_Given text:_
Heartworms In Cats
Heartworms are thankfully not found in the UK, but are a risk for cats that travel abroad – although cats are at a much lower risk than dogs.
Transmitted by mosquitos, these parasites can cause serious illness and even death, so precautions should be taken for any cats who leave the UK or are adopted from overseas.
Read more about protecting your cat from heartworm
Heartworms, called Dirofilaria immitis, are very thin, thread-worms. You won’t see these worms yourself though, as they live within the right side of the heart, and the main artery leading from the heart to the lungs.
Heartworms are nasty, and thankfully are not found in the UK. They are transmitted by mosquitos, and are therefore found in warmer countries, such as those in southern Europe.
Heartworms reproduce by producing tiny offspring, called microfilaria. In infected dogs these can often be picked up by testing, but cats are not classic hosts for heartworm so worms find it much more difficult to reproduce. This means cats are much less likely to have these microfilaria in their blood which can make a diagnosis of heartworm more difficult to reach.
Despite struggling to reproduce in cats, heartworms can still have serious health impacts for cats.
If your cat doesn’t leave the UK, there is no current risk of them being infected by heartworms. However, as Pet Passports become more common, and more cats travel on holiday with their owners, the number of cases of heartworm diagnosed in the UK is likely to increase. Cats, however, are seemingly more resistant to heartworm than dogs, and even cats living abroad have a lower risk of being infected than dogs living in the same area. The infection rate for cats seems to be around 1/10th that of dogs.
Heartworms are spread through the bites of mosquitos that carry the infective heartworm larvae. Cats are at risk of developing heartworm if they have:
- Not been given Preventive medication
- Spent time in a region with mosquitos and heartworms
How serious the symptoms of a heartworm infection are depend on the number of heartworms, how long the infection has been present and the immune response of your cat.
In cats the signs of a heartworm infection include:
- Laboured breathing
- Abnormal heart beat or the presence of a murmur
If your cat is experiencing any of these signs you should make an appointment with your local Companion Care practice.
Heartworm Preventive medication is the best way to protect your cat from contracting heartworm on holiday. Your vet can advise what the best Preventive medication would be for your pet, and give you some to take with you if you will be away for a longer period.
Even missing a single dose will put your cat at risk of contracting heartworm, so it is important up-to-date with treatments.
As this signs of a heartworm infection are quite non-specific and heartworm is not endemic to the UK, if you see your cat has developed any of the signs of heartworm infestation and you have been abroad it is important to let your vet know you have spent time outside of the UK.
A heartworm infection can be difficult to diagnose in cats, as the lifecycle of heartworms in cats is shorter than in dogs and the testing markers are not always present. Your vet may want to take screening blood tests as well as doing imaging to get as much information as possible. This will help your vet diagnose and manage heartworm disease.
Cats have been known to recover from heartworm disease without treatment, unlike dogs. Sadly, treatment options for cat with heartworm are limited and mainly revolve around supporting the circulatory system and respiratory system of the affected cat.
While humans can be affected by heartworm by being bitten by mosquitos, this risk is incredibly small – less than one hundred cases have ever been reported in the United States, and the disease is often relatively mild in people.
Importantly, you cannot catch heartworm from your cat.

_Data to examine:_
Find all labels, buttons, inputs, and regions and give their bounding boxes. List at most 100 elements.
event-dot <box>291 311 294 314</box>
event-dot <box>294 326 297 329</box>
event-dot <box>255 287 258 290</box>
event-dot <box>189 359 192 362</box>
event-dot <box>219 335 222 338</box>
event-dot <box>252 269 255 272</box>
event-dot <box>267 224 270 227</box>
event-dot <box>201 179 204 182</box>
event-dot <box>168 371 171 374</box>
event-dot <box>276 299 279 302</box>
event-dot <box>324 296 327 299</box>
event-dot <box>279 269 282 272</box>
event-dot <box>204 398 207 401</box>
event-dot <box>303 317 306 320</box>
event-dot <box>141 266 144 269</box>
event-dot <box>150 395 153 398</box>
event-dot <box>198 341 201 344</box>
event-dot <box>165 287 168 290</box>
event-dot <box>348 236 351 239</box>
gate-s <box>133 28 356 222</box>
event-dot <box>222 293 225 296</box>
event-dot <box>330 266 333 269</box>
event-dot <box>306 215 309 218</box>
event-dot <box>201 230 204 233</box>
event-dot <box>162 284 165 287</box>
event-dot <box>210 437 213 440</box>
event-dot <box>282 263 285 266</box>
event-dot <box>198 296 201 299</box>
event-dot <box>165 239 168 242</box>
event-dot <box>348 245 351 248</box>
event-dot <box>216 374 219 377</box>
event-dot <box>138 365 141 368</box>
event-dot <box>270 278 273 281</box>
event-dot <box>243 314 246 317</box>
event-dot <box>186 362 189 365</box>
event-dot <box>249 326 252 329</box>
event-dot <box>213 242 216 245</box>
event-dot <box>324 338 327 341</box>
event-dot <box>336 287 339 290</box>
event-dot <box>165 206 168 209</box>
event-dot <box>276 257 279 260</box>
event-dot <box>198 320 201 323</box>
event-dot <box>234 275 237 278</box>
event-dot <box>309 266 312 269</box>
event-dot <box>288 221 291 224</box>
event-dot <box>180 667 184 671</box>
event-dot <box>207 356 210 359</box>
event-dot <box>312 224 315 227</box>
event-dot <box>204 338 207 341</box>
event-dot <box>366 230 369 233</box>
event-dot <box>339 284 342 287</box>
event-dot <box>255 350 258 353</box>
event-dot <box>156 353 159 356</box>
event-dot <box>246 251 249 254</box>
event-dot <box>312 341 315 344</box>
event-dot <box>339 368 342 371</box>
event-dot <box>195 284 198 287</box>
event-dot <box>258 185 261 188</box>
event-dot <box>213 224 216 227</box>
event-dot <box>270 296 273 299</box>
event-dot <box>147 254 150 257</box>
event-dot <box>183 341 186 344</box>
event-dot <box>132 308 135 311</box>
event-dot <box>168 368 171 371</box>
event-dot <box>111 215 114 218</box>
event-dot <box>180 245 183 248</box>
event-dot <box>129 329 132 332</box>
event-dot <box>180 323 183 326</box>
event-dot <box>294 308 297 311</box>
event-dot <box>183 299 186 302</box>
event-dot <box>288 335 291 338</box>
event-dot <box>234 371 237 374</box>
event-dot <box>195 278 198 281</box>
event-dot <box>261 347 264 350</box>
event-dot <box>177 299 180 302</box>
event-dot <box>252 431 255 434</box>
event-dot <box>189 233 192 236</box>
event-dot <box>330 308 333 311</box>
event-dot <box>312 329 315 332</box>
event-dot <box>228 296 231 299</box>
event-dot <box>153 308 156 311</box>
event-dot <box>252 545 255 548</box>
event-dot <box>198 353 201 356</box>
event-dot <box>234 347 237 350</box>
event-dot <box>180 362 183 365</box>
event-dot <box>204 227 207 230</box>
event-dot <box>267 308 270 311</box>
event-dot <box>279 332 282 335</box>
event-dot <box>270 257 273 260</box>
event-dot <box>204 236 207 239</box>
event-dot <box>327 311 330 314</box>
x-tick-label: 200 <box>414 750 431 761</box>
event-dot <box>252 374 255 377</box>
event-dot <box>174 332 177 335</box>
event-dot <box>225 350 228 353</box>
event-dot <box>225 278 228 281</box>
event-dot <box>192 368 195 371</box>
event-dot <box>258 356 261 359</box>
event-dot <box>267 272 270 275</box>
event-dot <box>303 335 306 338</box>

_What you need to do:_
1. Using the text on heartworms in cats, decide whether each statement agrees with it: (a) Heartworms live in the left side of the heart. (b) Cats are infected at roughly one tenth the rate of dogs. (c) A person can catch heartworm from a cat. Answer yes or no for each, and quote the words from the text that decide it.
2. According to the text on heartworms in cats, what are the tiny offspring of heartworms called?
3. Copy out everything in the text on heartworms in cats from "As this signs" down to "outside of the UK.".

_Problem solutions:_
1.
(a) No: "they live within the right side of the heart"
(b) Yes: "The infection rate for cats seems to be around 1/10th that of dogs."
(c) No: "Importantly, you cannot catch heartworm from your cat."

2. They are called microfilaria.

3.
As this signs of a heartworm infection are quite non-specific and heartworm is not endemic to the UK, if you see your cat has developed any of the signs of heartworm infestation and you have been abroad it is important to let your vet know you have spent time outside of the UK.